Listed entries –
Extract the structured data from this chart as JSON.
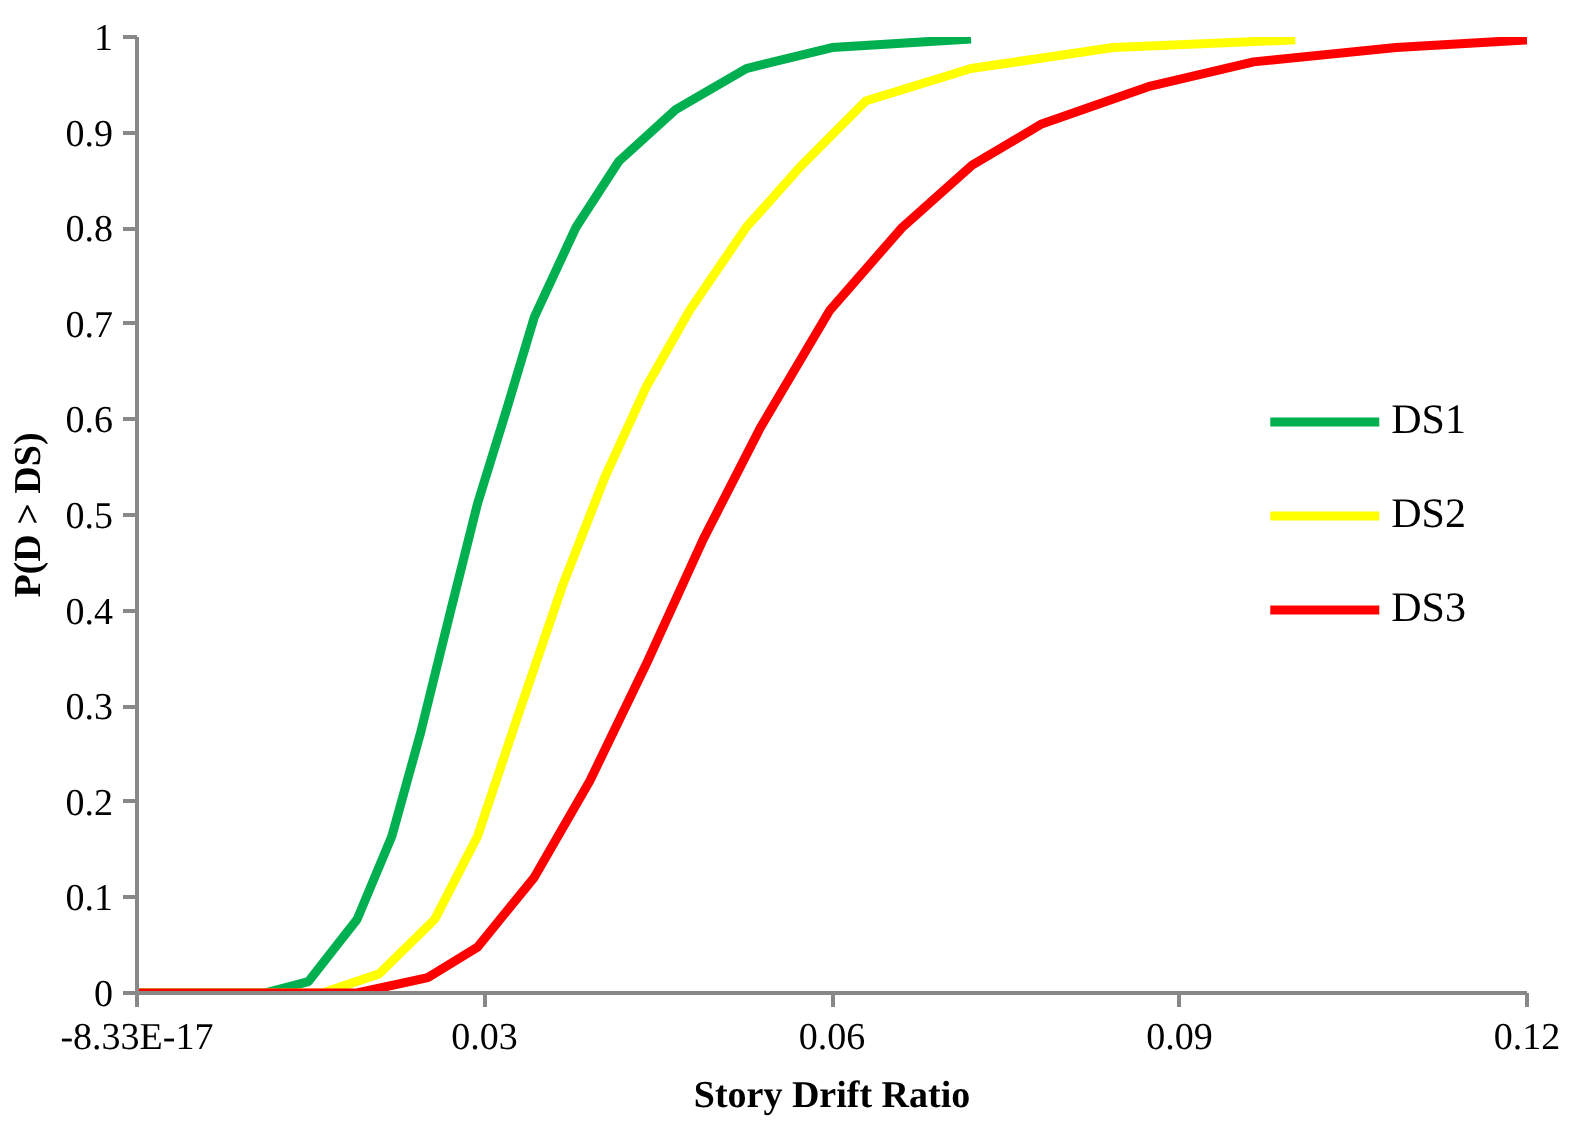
{
  "chart_data": {
    "type": "line",
    "xlabel": "Story Drift Ratio",
    "ylabel": "P(D > DS)",
    "xlim": [
      0,
      0.12
    ],
    "xticks": [
      {
        "value": 0,
        "label": "-8.33E-17"
      },
      0.03,
      0.06,
      0.09,
      0.12
    ],
    "ylim": [
      0,
      1
    ],
    "yticks": [
      0,
      0.1,
      0.2,
      0.3,
      0.4,
      0.5,
      0.6,
      0.7,
      0.8,
      0.9,
      1
    ],
    "grid": false,
    "legend": "right",
    "marker": "none",
    "line_style": "solid",
    "series": [
      {
        "name": "DS1",
        "color": "#00b050",
        "x": [
          0,
          0.011,
          0.0148,
          0.019,
          0.022,
          0.0245,
          0.027,
          0.0294,
          0.0318,
          0.0343,
          0.0379,
          0.0416,
          0.0465,
          0.0526,
          0.06,
          0.072
        ],
        "values": [
          0,
          0,
          0.012,
          0.077,
          0.164,
          0.273,
          0.396,
          0.512,
          0.606,
          0.707,
          0.801,
          0.87,
          0.924,
          0.967,
          0.989,
          0.998
        ]
      },
      {
        "name": "DS2",
        "color": "#ffff00",
        "x": [
          0,
          0.016,
          0.0209,
          0.0257,
          0.0294,
          0.033,
          0.0367,
          0.0404,
          0.044,
          0.0477,
          0.0526,
          0.0574,
          0.0629,
          0.072,
          0.0843,
          0.1
        ],
        "values": [
          0,
          0,
          0.02,
          0.077,
          0.164,
          0.294,
          0.425,
          0.54,
          0.635,
          0.714,
          0.801,
          0.866,
          0.933,
          0.967,
          0.989,
          0.997
        ]
      },
      {
        "name": "DS3",
        "color": "#ff0000",
        "x": [
          0,
          0.019,
          0.0251,
          0.0294,
          0.0343,
          0.0391,
          0.044,
          0.0489,
          0.0538,
          0.0598,
          0.066,
          0.0721,
          0.0781,
          0.0873,
          0.0964,
          0.1087,
          0.12
        ],
        "values": [
          0,
          0,
          0.016,
          0.048,
          0.121,
          0.222,
          0.345,
          0.475,
          0.591,
          0.714,
          0.8,
          0.866,
          0.909,
          0.948,
          0.974,
          0.989,
          0.997
        ]
      }
    ]
  }
}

Set problem –
Which lines in the data above contain "color"? Show each one.

Response for this exercise –
        "color": "#00b050",
        "color": "#ffff00",
        "color": "#ff0000",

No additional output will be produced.